[Source records]
________________

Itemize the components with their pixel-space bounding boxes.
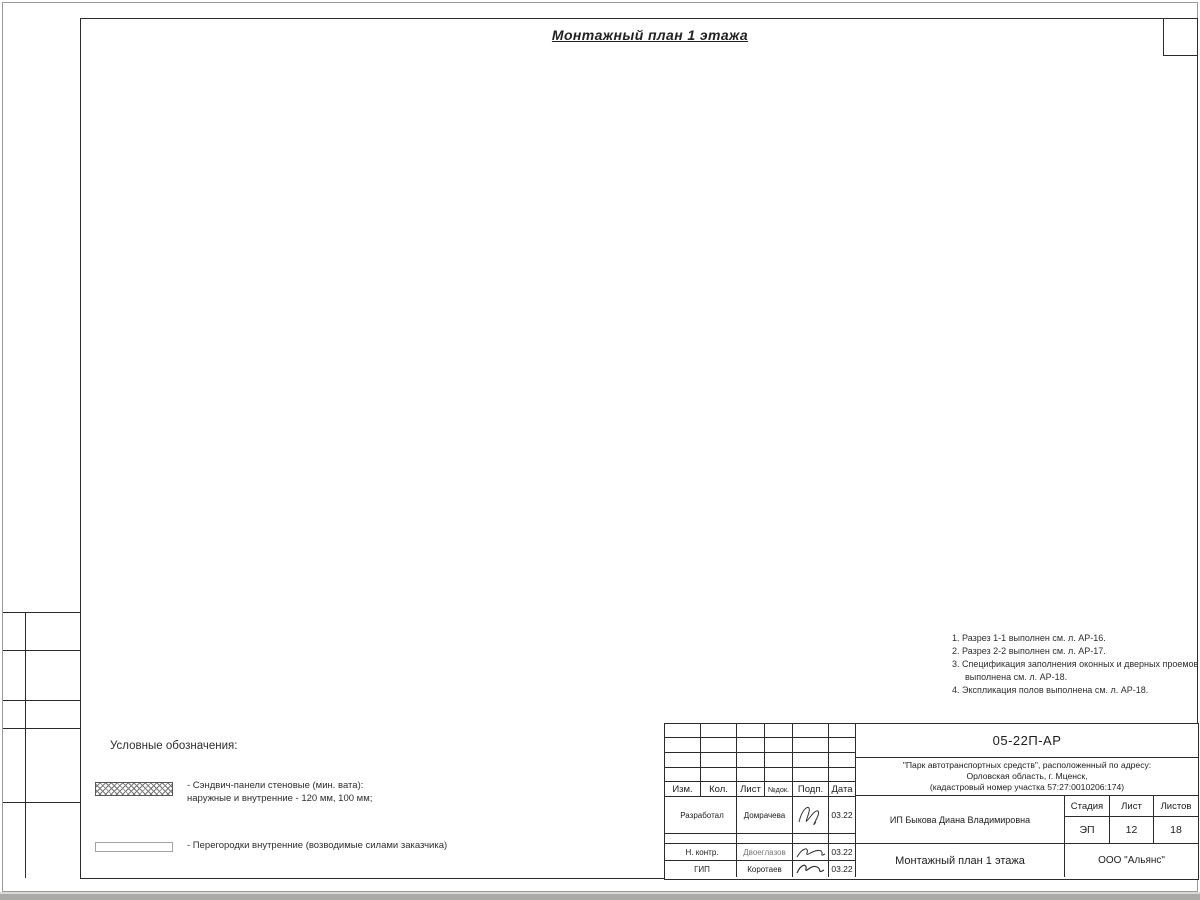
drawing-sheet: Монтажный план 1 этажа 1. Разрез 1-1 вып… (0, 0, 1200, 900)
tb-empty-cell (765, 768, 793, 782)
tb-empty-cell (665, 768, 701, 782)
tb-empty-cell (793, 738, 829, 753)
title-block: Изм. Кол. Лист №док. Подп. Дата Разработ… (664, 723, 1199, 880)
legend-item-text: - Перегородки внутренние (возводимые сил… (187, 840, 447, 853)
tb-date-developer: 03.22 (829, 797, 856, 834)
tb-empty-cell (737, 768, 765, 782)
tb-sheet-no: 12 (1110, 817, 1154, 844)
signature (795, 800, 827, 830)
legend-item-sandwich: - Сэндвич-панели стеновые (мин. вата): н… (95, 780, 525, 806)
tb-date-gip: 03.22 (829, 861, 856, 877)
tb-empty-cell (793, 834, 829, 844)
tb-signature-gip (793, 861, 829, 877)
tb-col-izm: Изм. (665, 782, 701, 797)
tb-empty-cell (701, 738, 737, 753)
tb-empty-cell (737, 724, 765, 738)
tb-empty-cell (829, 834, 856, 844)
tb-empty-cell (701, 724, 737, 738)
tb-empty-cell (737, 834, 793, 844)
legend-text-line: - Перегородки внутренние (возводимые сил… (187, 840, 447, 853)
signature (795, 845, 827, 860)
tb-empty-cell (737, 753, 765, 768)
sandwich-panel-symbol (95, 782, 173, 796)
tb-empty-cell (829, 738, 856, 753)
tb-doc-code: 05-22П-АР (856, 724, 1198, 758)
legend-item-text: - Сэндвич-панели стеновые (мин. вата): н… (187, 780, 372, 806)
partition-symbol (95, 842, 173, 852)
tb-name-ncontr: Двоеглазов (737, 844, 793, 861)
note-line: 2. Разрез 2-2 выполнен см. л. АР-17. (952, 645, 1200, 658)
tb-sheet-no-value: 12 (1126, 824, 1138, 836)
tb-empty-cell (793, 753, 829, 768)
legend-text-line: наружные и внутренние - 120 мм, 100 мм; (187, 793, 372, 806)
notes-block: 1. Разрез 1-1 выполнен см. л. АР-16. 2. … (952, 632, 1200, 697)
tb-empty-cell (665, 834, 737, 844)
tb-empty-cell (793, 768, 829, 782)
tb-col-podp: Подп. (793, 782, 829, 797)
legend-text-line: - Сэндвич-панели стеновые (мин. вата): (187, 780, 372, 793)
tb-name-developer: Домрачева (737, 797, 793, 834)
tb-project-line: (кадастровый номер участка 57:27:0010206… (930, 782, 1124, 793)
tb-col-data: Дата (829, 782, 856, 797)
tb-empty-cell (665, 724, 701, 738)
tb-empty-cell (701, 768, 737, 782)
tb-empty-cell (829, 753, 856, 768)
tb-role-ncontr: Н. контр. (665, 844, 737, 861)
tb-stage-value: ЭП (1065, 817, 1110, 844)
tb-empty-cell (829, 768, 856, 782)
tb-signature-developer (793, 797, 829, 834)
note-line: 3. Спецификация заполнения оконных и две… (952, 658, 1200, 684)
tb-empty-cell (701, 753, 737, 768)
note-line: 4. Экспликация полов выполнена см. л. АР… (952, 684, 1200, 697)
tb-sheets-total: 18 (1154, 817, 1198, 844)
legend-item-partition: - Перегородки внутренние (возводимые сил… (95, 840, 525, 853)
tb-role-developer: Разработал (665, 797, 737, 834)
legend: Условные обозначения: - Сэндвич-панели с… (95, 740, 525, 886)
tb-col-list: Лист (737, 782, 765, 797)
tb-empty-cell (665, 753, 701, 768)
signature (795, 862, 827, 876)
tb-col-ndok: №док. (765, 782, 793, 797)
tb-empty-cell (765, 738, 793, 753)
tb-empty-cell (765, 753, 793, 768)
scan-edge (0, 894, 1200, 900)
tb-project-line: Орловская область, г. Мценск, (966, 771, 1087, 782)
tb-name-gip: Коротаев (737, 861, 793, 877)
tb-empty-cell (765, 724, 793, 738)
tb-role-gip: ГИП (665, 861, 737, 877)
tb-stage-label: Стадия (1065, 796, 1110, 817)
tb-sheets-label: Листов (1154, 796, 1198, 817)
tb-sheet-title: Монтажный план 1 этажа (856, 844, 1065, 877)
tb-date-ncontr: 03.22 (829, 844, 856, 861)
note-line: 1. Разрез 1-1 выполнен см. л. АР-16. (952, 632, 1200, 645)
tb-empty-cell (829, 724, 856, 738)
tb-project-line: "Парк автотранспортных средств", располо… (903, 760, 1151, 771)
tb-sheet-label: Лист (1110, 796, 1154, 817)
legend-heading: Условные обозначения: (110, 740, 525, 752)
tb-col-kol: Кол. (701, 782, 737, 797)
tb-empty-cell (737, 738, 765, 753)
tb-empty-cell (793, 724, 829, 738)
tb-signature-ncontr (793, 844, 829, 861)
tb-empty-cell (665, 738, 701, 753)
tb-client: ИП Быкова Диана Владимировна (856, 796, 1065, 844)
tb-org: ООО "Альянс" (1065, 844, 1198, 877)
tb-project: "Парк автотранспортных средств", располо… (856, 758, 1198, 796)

________________

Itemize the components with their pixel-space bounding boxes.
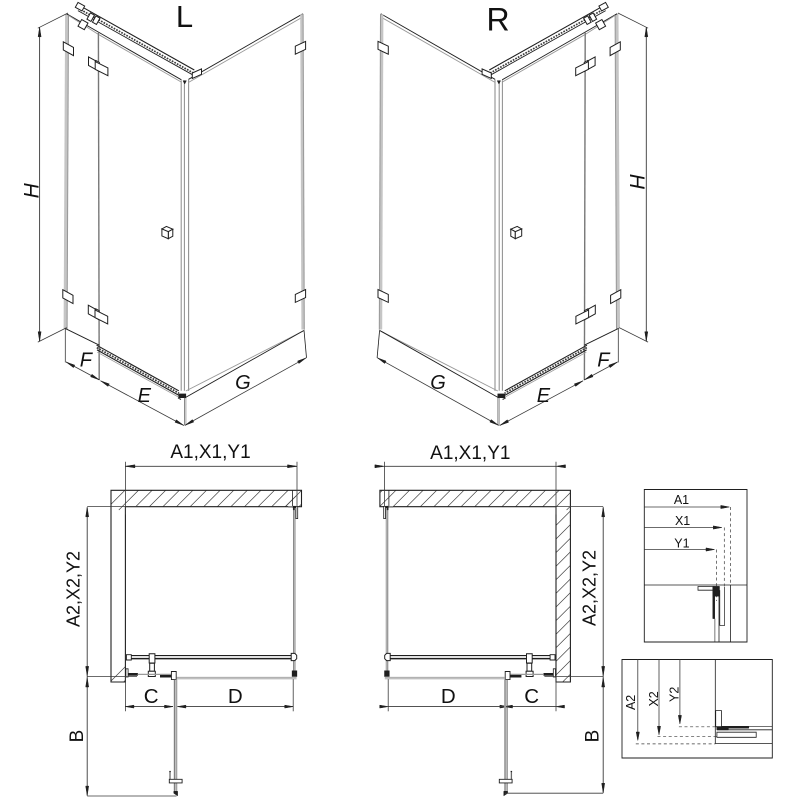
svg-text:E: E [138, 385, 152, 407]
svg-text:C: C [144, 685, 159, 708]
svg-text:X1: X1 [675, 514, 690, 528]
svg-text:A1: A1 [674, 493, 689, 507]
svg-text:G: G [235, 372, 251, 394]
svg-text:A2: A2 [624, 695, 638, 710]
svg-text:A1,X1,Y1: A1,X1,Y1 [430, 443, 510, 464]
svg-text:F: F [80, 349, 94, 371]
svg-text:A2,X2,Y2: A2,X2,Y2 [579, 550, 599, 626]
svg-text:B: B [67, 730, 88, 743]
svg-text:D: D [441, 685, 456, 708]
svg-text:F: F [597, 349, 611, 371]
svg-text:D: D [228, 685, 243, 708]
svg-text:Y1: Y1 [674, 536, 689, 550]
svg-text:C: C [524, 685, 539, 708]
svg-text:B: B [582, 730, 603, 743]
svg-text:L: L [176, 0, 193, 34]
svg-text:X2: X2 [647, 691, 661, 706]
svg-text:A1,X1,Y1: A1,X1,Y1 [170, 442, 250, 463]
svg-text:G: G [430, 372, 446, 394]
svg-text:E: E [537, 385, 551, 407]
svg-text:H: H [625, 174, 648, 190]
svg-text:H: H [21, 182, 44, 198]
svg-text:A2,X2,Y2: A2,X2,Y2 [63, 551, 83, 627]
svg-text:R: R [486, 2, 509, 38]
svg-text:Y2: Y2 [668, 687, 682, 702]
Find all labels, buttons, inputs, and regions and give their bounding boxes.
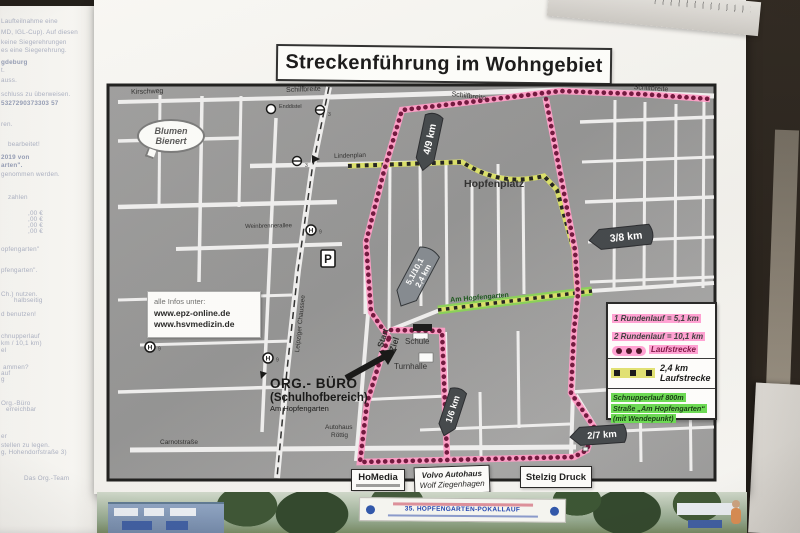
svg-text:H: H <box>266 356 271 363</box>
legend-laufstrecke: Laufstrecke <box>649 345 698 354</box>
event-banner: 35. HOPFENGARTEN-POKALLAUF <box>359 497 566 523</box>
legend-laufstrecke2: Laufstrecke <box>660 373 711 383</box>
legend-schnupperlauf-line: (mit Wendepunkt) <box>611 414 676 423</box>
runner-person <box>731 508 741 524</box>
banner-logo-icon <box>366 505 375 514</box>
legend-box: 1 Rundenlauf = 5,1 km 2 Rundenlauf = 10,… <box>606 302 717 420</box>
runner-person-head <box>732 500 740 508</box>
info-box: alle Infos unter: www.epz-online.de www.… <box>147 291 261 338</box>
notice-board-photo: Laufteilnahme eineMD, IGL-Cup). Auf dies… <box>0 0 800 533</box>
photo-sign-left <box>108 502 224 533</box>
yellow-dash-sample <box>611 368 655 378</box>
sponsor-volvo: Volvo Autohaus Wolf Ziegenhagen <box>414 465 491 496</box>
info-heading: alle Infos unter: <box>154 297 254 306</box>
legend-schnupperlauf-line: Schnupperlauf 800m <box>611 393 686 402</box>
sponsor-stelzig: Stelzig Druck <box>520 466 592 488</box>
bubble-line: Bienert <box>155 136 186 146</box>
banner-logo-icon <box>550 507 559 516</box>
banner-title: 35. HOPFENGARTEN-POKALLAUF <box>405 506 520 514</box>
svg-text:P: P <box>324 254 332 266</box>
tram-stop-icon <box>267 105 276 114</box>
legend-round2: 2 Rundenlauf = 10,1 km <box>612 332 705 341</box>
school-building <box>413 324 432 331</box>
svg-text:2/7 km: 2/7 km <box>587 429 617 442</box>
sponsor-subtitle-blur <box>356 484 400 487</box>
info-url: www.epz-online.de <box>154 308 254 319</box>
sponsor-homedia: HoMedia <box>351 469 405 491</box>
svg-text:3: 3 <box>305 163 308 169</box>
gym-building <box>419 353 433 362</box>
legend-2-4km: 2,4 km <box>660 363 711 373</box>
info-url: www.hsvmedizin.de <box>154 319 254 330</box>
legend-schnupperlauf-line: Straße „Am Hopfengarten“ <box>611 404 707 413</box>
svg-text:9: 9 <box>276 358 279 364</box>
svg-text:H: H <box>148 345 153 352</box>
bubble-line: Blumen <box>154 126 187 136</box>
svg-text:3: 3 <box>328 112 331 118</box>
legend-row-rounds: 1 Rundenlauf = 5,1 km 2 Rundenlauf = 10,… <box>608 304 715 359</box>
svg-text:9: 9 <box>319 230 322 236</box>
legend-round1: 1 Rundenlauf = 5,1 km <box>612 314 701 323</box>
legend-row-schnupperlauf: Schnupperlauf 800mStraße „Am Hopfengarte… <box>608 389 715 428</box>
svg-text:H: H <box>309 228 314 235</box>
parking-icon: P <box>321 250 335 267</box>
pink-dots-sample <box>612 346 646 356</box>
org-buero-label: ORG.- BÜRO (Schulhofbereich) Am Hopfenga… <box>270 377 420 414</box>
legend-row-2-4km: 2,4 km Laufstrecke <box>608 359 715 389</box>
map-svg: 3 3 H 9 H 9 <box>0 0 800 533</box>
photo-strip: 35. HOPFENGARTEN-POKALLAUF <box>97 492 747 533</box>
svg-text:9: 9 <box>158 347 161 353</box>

________________

# Problem requirements
Reproduce the lines of the data above between the line holding "svg-text:E: E [138, 385, 152, 407]" and the line holding "Find all labels, buttons, inputs, and", inclusive, keeping every character as it is.

# Result for this task
svg-text:E: E [138, 385, 152, 407]
svg-text:C: C [144, 685, 159, 708]
svg-text:X1: X1 [675, 514, 690, 528]
svg-text:A1: A1 [674, 493, 689, 507]
svg-text:G: G [235, 372, 251, 394]
svg-text:A2: A2 [624, 695, 638, 710]
svg-text:A1,X1,Y1: A1,X1,Y1 [430, 443, 510, 464]
svg-text:F: F [80, 349, 94, 371]
svg-text:A2,X2,Y2: A2,X2,Y2 [579, 550, 599, 626]
svg-text:B: B [67, 730, 88, 743]
svg-text:D: D [441, 685, 456, 708]
svg-text:F: F [597, 349, 611, 371]
svg-text:D: D [228, 685, 243, 708]
svg-text:Y1: Y1 [674, 536, 689, 550]
svg-text:C: C [524, 685, 539, 708]
svg-text:B: B [582, 730, 603, 743]
svg-text:L: L [176, 0, 193, 34]
svg-text:X2: X2 [647, 691, 661, 706]
svg-text:A1,X1,Y1: A1,X1,Y1 [170, 442, 250, 463]
svg-text:G: G [430, 372, 446, 394]
svg-text:E: E [537, 385, 551, 407]
svg-text:H: H [625, 174, 648, 190]
svg-text:H: H [21, 182, 44, 198]
svg-text:A2,X2,Y2: A2,X2,Y2 [63, 551, 83, 627]
svg-text:R: R [486, 2, 509, 38]
svg-text:Y2: Y2 [668, 687, 682, 702]
Find all labels, buttons, inputs, and regions and give their bounding boxes.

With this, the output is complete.